§ THE RECORDS
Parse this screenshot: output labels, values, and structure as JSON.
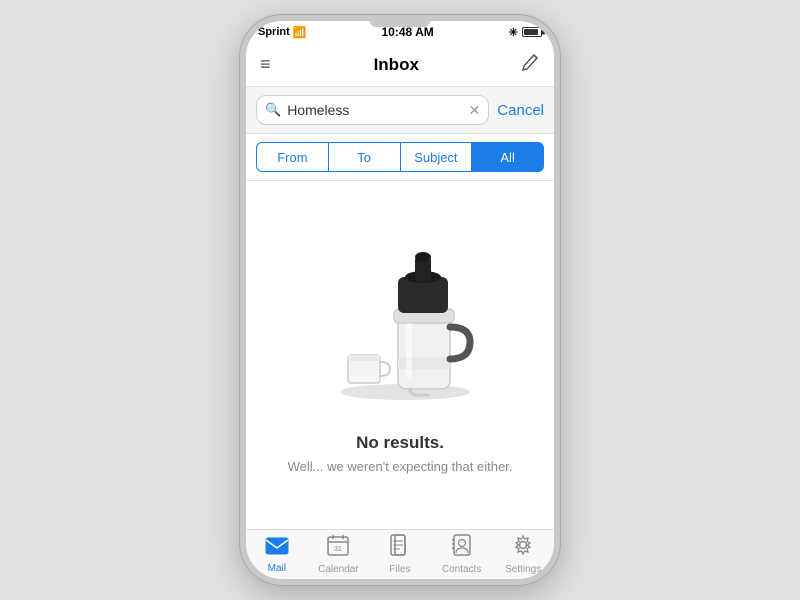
{
  "status_bar": {
    "carrier": "Sprint",
    "time": "10:48 AM",
    "signal_dots": 2,
    "empty_dots": 3
  },
  "nav": {
    "title": "Inbox",
    "hamburger_label": "≡",
    "compose_label": "✏"
  },
  "search": {
    "placeholder": "Search",
    "value": "Homeless",
    "cancel_label": "Cancel"
  },
  "filters": [
    {
      "id": "from",
      "label": "From",
      "active": false
    },
    {
      "id": "to",
      "label": "To",
      "active": false
    },
    {
      "id": "subject",
      "label": "Subject",
      "active": false
    },
    {
      "id": "all",
      "label": "All",
      "active": true
    }
  ],
  "empty_state": {
    "heading": "No results.",
    "subtext": "Well... we weren't expecting that either."
  },
  "tab_bar": {
    "items": [
      {
        "id": "mail",
        "label": "Mail",
        "active": true
      },
      {
        "id": "calendar",
        "label": "Calendar",
        "active": false
      },
      {
        "id": "files",
        "label": "Files",
        "active": false
      },
      {
        "id": "contacts",
        "label": "Contacts",
        "active": false
      },
      {
        "id": "settings",
        "label": "Settings",
        "active": false
      }
    ]
  }
}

§ TASK PROMPT
Copy out the data above exactly, except the pictures.

§ TASK SOLUTION
Parse this screenshot: output labels, values, and structure as JSON.
{
  "status_bar": {
    "carrier": "Sprint",
    "time": "10:48 AM",
    "signal_dots": 2,
    "empty_dots": 3
  },
  "nav": {
    "title": "Inbox",
    "hamburger_label": "≡",
    "compose_label": "✏"
  },
  "search": {
    "placeholder": "Search",
    "value": "Homeless",
    "cancel_label": "Cancel"
  },
  "filters": [
    {
      "id": "from",
      "label": "From",
      "active": false
    },
    {
      "id": "to",
      "label": "To",
      "active": false
    },
    {
      "id": "subject",
      "label": "Subject",
      "active": false
    },
    {
      "id": "all",
      "label": "All",
      "active": true
    }
  ],
  "empty_state": {
    "heading": "No results.",
    "subtext": "Well... we weren't expecting that either."
  },
  "tab_bar": {
    "items": [
      {
        "id": "mail",
        "label": "Mail",
        "active": true
      },
      {
        "id": "calendar",
        "label": "Calendar",
        "active": false
      },
      {
        "id": "files",
        "label": "Files",
        "active": false
      },
      {
        "id": "contacts",
        "label": "Contacts",
        "active": false
      },
      {
        "id": "settings",
        "label": "Settings",
        "active": false
      }
    ]
  }
}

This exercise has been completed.